YOUR TASK
In the material below, the lines containing the word "местоположение" are required; copy each of them.

SUPPLIED MATERIAL

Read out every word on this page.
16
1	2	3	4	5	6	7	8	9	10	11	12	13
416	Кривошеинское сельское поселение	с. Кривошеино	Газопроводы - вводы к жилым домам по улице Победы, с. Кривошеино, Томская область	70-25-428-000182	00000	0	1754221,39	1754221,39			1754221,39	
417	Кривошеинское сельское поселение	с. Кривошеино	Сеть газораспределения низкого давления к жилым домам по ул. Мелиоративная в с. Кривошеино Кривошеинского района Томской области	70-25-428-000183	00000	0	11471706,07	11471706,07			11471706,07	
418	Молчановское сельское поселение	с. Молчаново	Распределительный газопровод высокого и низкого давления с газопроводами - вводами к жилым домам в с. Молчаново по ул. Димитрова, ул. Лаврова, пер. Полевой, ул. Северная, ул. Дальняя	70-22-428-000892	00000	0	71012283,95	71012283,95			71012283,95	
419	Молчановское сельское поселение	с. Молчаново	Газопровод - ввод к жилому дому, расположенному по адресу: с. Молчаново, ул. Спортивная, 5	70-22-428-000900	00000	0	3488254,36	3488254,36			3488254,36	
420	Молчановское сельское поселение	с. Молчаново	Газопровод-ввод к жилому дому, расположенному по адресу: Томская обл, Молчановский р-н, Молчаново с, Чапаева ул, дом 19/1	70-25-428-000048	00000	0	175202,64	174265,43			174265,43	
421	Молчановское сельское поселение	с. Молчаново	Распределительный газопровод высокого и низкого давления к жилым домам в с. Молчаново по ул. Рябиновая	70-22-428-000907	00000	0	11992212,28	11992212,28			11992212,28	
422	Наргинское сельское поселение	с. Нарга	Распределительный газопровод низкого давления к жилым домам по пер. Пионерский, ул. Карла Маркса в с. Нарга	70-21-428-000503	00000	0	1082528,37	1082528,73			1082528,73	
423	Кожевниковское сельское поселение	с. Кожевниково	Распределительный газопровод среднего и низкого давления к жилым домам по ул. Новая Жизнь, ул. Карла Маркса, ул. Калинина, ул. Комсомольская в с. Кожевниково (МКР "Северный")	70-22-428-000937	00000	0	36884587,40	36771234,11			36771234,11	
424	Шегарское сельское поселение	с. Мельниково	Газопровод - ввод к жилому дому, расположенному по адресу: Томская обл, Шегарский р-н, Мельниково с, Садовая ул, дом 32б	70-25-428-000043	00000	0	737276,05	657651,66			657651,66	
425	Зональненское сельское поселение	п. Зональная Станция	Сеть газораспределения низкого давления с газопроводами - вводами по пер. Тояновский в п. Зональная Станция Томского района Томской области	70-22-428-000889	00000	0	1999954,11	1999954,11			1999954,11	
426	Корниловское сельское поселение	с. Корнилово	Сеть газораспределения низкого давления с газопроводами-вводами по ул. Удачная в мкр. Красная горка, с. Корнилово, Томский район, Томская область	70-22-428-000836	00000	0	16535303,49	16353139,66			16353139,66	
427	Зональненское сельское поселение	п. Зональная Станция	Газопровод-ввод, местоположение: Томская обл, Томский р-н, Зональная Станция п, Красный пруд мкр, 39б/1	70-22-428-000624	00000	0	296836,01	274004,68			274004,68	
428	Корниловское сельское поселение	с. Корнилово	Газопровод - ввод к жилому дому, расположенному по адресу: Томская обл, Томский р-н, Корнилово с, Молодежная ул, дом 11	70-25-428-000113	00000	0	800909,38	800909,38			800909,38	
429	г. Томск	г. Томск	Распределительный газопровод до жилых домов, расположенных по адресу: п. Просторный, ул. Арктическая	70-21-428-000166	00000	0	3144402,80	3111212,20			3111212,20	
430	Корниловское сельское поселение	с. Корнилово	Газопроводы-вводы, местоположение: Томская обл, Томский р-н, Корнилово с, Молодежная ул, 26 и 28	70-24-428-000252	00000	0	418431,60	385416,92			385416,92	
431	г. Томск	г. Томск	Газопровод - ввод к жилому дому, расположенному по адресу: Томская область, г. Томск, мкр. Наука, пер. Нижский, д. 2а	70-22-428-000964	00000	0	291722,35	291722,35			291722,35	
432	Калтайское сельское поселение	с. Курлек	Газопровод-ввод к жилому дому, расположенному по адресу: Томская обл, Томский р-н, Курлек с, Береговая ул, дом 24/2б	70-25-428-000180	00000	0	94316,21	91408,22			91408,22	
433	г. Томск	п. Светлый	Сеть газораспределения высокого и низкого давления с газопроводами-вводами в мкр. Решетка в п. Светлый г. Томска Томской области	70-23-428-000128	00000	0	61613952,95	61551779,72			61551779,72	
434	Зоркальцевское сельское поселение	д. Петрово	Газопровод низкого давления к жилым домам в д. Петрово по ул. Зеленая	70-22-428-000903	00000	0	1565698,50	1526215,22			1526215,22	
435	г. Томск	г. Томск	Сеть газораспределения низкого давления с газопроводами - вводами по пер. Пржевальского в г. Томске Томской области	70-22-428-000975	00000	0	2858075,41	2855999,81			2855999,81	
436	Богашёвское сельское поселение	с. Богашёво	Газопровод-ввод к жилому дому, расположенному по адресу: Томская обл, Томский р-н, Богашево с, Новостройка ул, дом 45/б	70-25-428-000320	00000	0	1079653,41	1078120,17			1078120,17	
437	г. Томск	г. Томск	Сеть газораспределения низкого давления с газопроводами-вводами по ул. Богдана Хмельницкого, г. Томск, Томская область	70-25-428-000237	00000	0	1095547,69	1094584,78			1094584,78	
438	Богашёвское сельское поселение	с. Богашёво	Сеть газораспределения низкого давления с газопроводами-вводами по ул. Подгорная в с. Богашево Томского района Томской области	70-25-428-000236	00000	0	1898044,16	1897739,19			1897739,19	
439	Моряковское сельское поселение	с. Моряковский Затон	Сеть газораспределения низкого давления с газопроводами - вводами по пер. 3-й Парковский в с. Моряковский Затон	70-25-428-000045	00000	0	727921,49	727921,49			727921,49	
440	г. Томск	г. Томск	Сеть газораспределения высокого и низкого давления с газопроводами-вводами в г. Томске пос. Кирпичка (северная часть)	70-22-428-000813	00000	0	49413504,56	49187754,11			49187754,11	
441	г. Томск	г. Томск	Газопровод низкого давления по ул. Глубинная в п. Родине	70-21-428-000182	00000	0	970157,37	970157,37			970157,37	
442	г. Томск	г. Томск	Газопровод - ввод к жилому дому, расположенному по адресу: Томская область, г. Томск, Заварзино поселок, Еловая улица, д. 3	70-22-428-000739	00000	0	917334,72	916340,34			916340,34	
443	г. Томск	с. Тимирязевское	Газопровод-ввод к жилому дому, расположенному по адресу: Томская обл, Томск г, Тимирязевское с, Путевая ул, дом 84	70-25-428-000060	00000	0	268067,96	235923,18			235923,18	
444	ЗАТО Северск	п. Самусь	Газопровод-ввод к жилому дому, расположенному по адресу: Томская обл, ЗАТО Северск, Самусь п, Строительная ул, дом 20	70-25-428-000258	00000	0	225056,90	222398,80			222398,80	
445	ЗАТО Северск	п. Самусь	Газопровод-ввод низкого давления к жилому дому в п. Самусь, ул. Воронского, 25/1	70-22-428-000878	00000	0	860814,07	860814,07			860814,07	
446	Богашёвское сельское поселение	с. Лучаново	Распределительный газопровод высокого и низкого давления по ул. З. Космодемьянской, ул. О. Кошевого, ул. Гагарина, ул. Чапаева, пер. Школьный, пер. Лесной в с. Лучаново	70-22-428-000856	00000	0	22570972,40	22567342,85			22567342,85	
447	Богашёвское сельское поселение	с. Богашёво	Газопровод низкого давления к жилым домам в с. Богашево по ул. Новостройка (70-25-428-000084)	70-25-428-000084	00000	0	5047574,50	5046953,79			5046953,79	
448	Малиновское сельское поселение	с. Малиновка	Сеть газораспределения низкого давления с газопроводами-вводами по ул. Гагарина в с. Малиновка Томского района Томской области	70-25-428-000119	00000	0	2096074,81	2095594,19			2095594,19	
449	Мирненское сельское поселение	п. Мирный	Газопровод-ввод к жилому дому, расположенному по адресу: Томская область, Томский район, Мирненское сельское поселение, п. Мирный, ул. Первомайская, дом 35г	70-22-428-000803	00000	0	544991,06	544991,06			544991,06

EXERCISE OUTPUT
427	Зональненское сельское поселение	п. Зональная Станция	Газопровод-ввод, местоположение: Томская обл, Томский р-н, Зональная Станция п, Красный пруд мкр, 39б/1	70-22-428-000624	00000	0	296836,01	274004,68			274004,68	
430	Корниловское сельское поселение	с. Корнилово	Газопроводы-вводы, местоположение: Томская обл, Томский р-н, Корнилово с, Молодежная ул, 26 и 28	70-24-428-000252	00000	0	418431,60	385416,92			385416,92	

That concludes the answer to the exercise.